What is being asked => Word for word, repeat the entries, minus the pictures.

Records provided =>
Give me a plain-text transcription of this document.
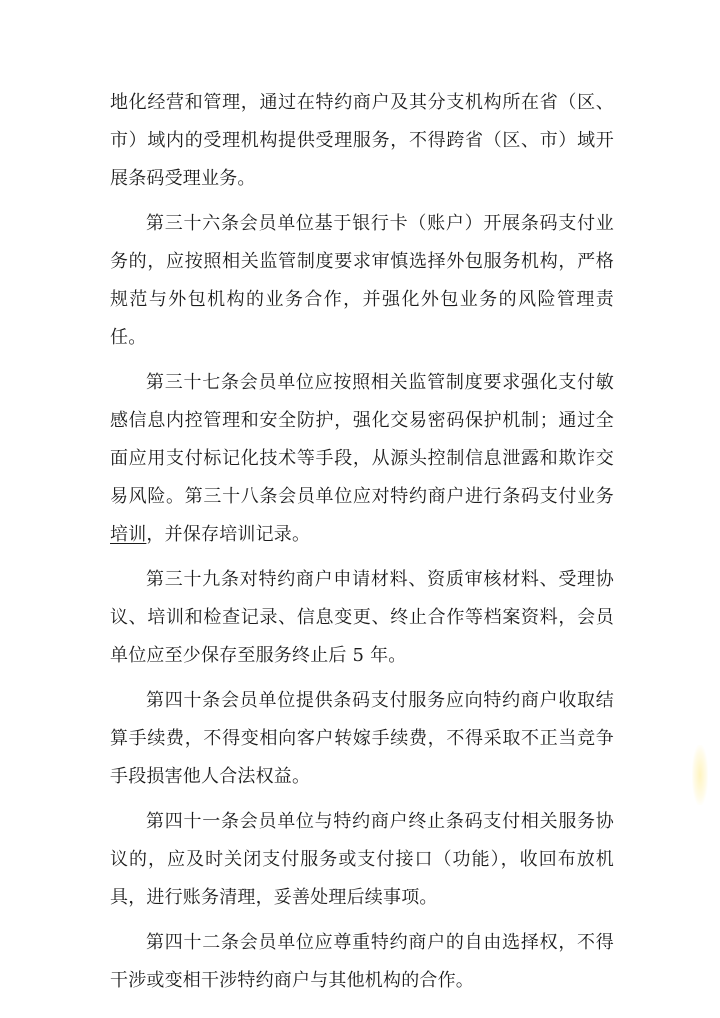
地化经营和管理，通过在特约商户及其分支机构所在省（区、市）域内的受理机构提供受理服务，不得跨省（区、市）域开展条码受理业务。

第三十六条会员单位基于银行卡（账户）开展条码支付业务的，应按照相关监管制度要求审慎选择外包服务机构，严格规范与外包机构的业务合作，并强化外包业务的风险管理责任。

第三十七条会员单位应按照相关监管制度要求强化支付敏感信息内控管理和安全防护，强化交易密码保护机制；通过全面应用支付标记化技术等手段，从源头控制信息泄露和欺诈交易风险。第三十八条会员单位应对特约商户进行条码支付业务培训，并保存培训记录。

第三十九条对特约商户申请材料、资质审核材料、受理协议、培训和检查记录、信息变更、终止合作等档案资料，会员单位应至少保存至服务终止后 5 年。

第四十条会员单位提供条码支付服务应向特约商户收取结算手续费，不得变相向客户转嫁手续费，不得采取不正当竞争手段损害他人合法权益。

第四十一条会员单位与特约商户终止条码支付相关服务协议的，应及时关闭支付服务或支付接口（功能），收回布放机具，进行账务清理，妥善处理后续事项。

第四十二条会员单位应尊重特约商户的自由选择权，不得干涉或变相干涉特约商户与其他机构的合作。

Reply to the task =>
Give me a plain-text transcription of this document.
地化经营和管理，通过在特约商户及其分支机构所在省（区、市）域内的受理机构提供受理服务，不得跨省（区、市）域开展条码受理业务。

第三十六条会员单位基于银行卡（账户）开展条码支付业务的，应按照相关监管制度要求审慎选择外包服务机构，严格规范与外包机构的业务合作，并强化外包业务的风险管理责任。

第三十七条会员单位应按照相关监管制度要求强化支付敏感信息内控管理和安全防护，强化交易密码保护机制；通过全面应用支付标记化技术等手段，从源头控制信息泄露和欺诈交易风险。第三十八条会员单位应对特约商户进行条码支付业务培训，并保存培训记录。

第三十九条对特约商户申请材料、资质审核材料、受理协议、培训和检查记录、信息变更、终止合作等档案资料，会员单位应至少保存至服务终止后 5 年。

第四十条会员单位提供条码支付服务应向特约商户收取结算手续费，不得变相向客户转嫁手续费，不得采取不正当竞争手段损害他人合法权益。

第四十一条会员单位与特约商户终止条码支付相关服务协议的，应及时关闭支付服务或支付接口（功能），收回布放机具，进行账务清理，妥善处理后续事项。

第四十二条会员单位应尊重特约商户的自由选择权，不得干涉或变相干涉特约商户与其他机构的合作。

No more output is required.